▸ Written task
Report all lines from the entries below in which "кусок" appears.

▸ Records for this task
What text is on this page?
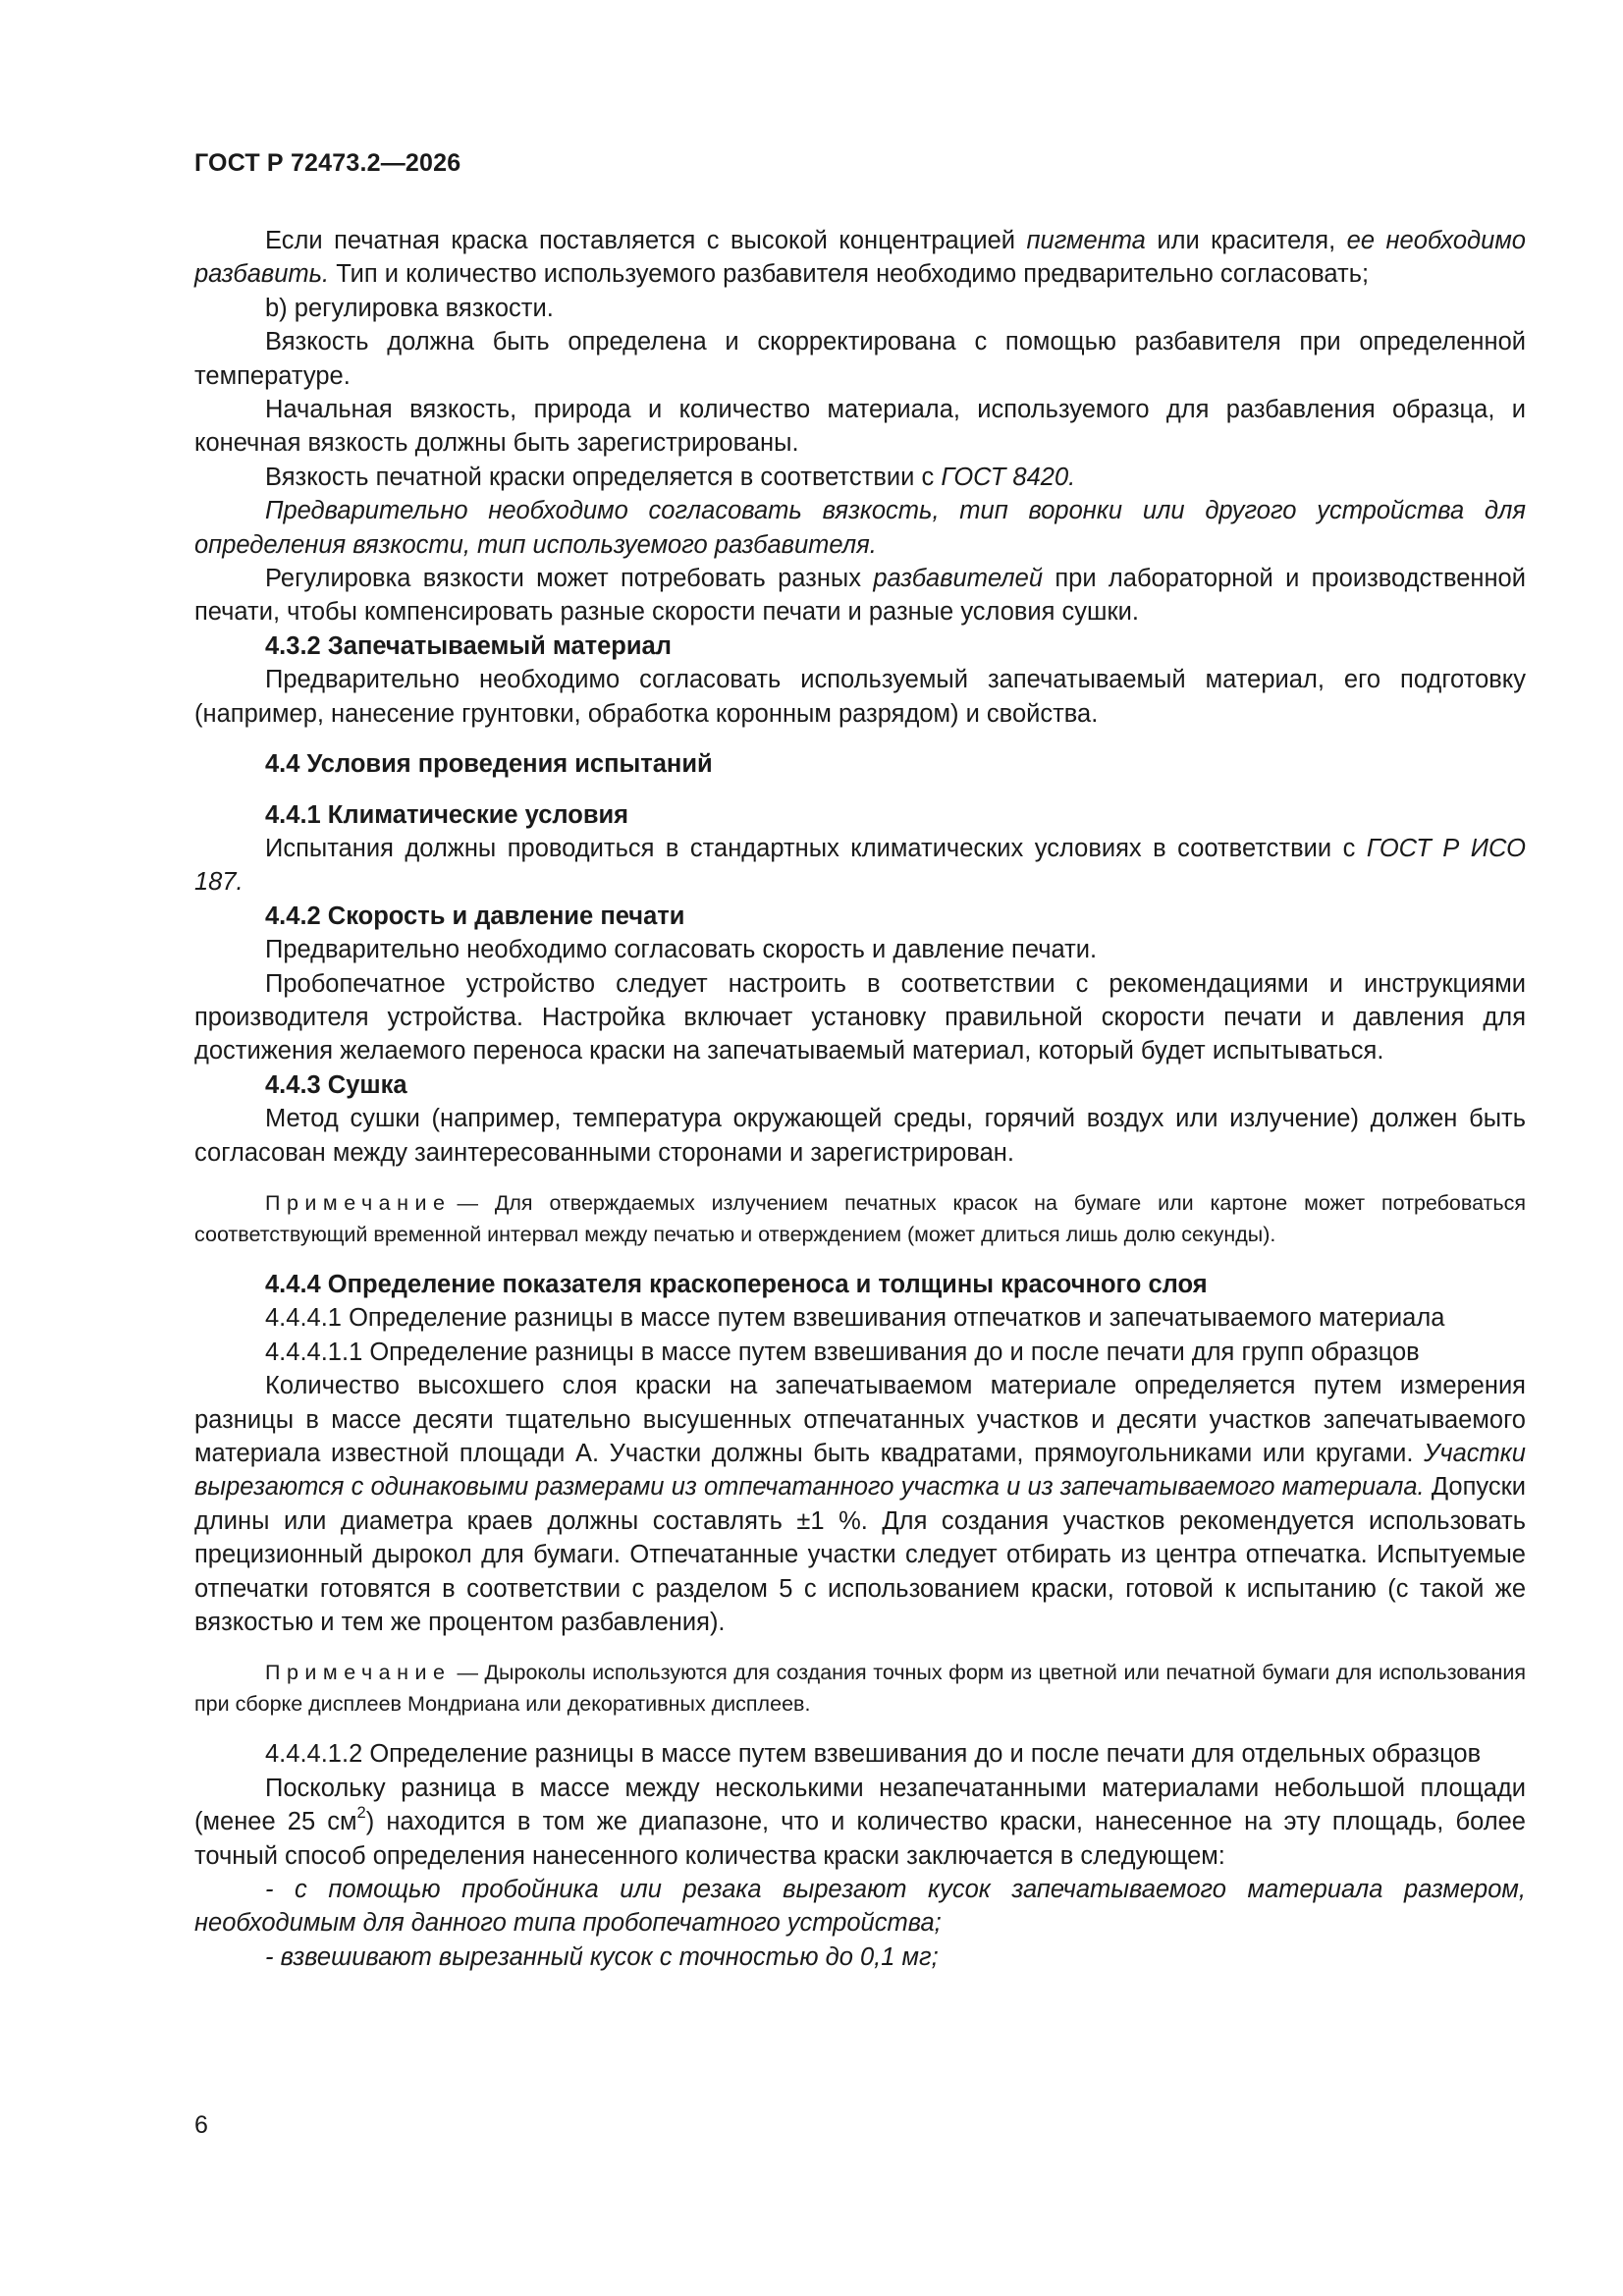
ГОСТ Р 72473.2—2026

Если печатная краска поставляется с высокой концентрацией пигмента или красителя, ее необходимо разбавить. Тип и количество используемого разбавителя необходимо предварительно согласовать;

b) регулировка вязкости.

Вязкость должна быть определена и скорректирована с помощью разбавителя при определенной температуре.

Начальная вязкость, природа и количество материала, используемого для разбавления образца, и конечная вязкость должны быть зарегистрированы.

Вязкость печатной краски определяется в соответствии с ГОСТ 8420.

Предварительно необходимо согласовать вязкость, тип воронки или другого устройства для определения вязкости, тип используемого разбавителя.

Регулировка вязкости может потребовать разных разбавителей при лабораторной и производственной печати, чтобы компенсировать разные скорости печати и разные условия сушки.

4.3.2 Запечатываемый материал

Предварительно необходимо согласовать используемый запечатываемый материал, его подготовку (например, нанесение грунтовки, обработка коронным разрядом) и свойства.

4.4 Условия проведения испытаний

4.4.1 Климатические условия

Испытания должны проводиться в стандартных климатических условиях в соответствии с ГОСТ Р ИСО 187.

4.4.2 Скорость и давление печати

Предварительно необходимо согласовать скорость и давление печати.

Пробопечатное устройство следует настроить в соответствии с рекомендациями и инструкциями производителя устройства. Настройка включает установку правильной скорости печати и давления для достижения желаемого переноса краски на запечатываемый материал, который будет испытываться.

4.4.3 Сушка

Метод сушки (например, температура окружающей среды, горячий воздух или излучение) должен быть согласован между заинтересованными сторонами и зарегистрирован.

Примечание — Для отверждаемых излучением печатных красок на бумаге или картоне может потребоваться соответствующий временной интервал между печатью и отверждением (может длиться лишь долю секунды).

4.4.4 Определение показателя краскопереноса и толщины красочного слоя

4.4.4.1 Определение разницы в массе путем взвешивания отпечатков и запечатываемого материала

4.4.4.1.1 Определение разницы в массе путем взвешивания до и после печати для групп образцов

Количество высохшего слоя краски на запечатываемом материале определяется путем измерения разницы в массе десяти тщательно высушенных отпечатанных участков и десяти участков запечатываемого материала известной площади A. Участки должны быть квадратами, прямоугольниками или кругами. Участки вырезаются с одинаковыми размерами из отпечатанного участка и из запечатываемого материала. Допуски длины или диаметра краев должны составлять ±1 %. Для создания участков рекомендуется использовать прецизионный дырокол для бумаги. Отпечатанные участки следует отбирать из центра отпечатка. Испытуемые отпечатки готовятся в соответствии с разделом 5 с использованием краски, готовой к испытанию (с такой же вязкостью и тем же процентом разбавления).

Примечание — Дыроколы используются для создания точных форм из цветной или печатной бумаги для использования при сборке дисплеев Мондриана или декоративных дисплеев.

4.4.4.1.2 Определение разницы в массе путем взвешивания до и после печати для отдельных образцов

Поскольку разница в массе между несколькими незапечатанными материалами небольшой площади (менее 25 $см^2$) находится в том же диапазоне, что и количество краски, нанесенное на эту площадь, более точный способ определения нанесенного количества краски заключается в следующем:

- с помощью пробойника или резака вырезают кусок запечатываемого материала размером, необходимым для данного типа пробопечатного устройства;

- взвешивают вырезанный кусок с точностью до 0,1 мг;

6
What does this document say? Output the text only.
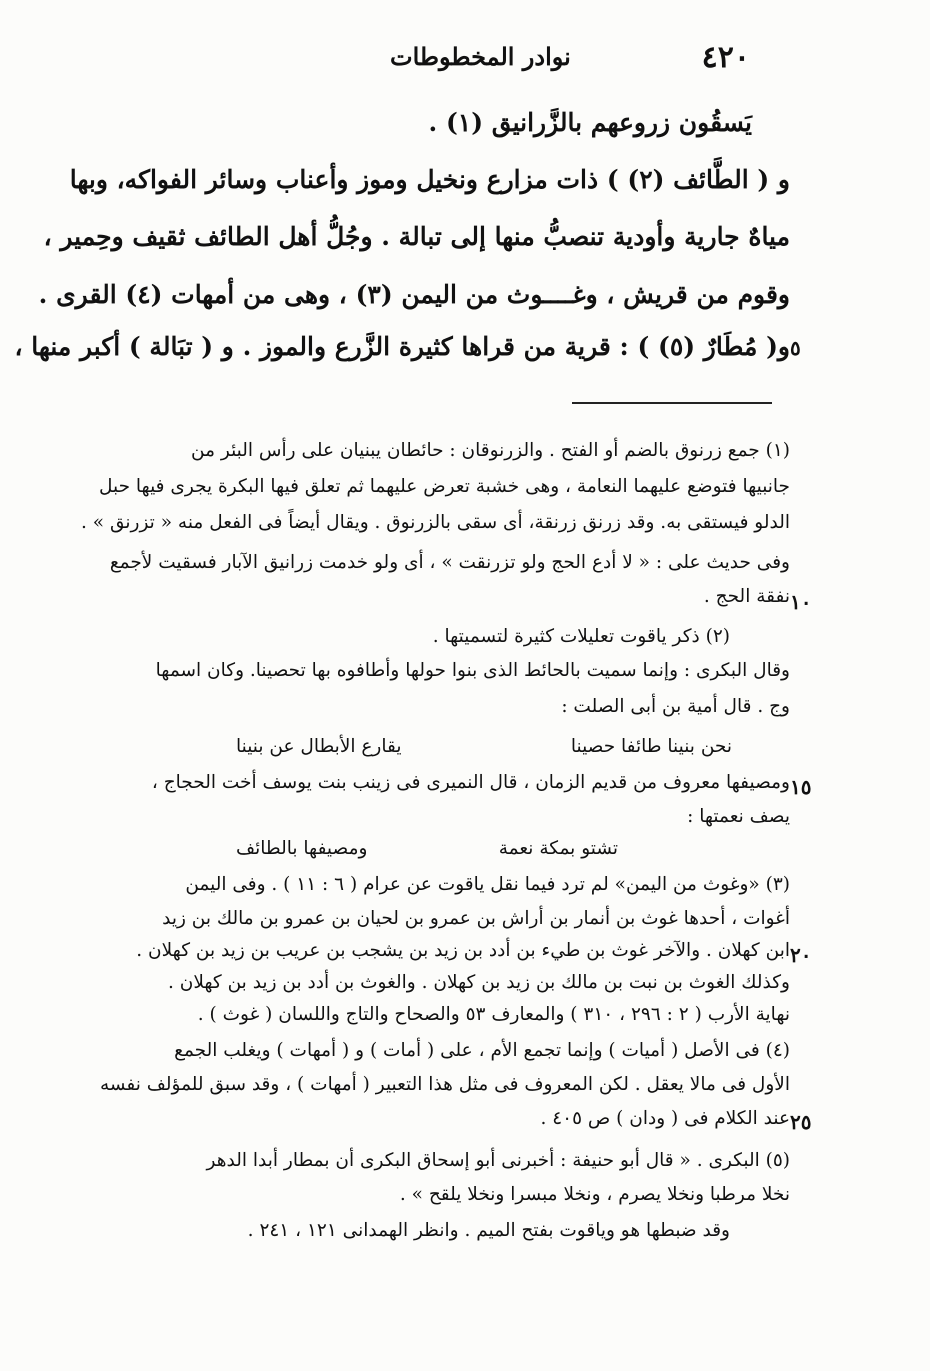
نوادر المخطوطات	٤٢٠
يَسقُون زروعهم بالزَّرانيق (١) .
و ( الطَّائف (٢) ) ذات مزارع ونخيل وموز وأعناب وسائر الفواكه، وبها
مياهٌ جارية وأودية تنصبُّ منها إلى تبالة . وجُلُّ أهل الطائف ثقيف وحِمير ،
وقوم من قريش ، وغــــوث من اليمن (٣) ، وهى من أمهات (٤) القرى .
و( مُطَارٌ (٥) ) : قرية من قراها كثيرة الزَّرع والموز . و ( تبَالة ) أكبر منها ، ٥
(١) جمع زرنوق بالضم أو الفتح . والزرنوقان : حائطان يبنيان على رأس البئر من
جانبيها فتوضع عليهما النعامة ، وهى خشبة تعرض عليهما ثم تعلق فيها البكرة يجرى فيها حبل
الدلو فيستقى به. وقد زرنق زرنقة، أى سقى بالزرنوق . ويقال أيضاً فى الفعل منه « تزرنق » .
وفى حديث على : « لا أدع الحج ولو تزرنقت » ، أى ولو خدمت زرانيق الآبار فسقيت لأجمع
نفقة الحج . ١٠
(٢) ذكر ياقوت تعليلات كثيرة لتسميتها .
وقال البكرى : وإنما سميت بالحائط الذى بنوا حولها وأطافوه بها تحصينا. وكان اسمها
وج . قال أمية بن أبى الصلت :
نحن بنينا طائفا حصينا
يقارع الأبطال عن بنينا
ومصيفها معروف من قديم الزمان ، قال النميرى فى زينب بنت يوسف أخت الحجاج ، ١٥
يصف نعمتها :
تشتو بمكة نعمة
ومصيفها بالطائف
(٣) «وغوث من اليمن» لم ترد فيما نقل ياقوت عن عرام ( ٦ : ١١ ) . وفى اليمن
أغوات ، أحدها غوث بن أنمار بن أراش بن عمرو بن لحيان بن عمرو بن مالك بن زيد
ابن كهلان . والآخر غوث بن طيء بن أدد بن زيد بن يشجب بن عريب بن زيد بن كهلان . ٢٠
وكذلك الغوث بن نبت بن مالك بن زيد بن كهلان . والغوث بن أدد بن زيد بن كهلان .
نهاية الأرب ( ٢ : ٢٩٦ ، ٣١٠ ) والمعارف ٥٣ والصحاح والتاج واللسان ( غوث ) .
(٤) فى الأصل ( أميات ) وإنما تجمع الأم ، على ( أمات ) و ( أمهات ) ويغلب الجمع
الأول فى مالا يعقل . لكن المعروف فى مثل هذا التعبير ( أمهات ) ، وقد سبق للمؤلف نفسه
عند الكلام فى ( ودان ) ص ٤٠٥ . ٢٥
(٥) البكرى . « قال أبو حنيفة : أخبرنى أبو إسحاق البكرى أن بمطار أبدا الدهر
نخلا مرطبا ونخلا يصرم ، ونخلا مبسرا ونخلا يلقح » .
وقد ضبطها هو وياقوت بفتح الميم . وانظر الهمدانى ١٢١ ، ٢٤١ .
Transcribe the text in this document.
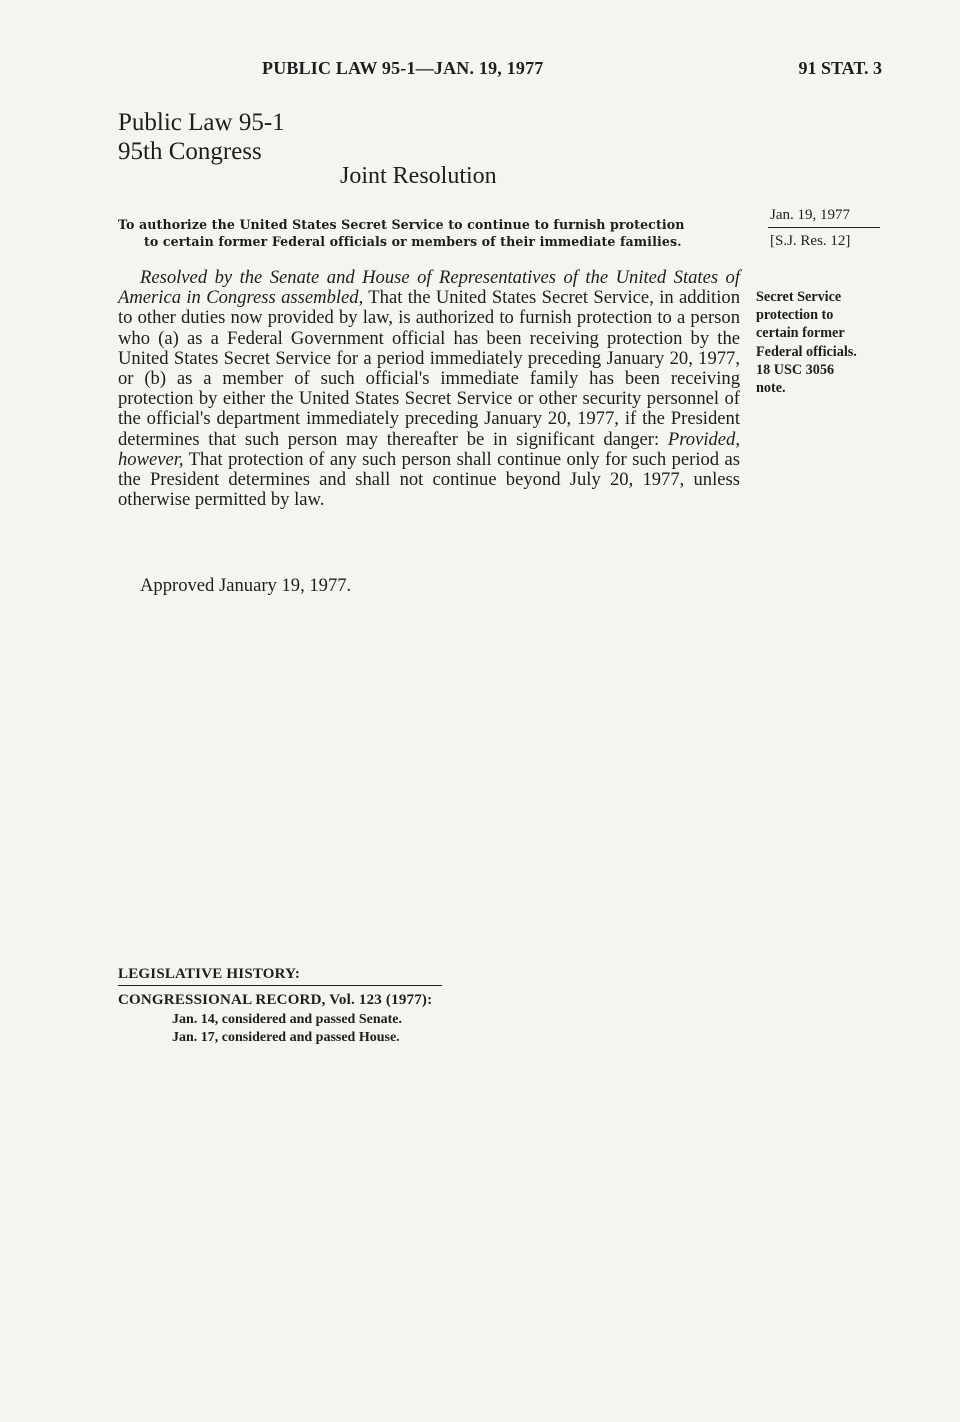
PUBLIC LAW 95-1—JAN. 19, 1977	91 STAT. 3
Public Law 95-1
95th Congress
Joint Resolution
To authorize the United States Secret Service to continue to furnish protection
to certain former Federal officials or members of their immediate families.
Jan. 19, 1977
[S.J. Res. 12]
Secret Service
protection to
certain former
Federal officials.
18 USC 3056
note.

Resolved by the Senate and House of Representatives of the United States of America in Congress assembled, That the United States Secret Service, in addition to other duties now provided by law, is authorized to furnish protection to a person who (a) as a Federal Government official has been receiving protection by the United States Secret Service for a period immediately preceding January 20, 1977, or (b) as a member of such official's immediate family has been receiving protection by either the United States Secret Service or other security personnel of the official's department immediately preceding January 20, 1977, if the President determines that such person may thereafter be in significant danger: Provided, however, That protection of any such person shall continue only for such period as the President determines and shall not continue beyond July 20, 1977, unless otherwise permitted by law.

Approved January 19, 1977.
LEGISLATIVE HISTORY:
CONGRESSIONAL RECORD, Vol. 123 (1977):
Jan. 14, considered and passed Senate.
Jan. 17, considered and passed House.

▸ Solution for this problem
- с помощью пробойника или резака вырезают кусок запечатываемого материала размером, необходимым для данного типа пробопечатного устройства;
- взвешивают вырезанный кусок с точностью до 0,1 мг;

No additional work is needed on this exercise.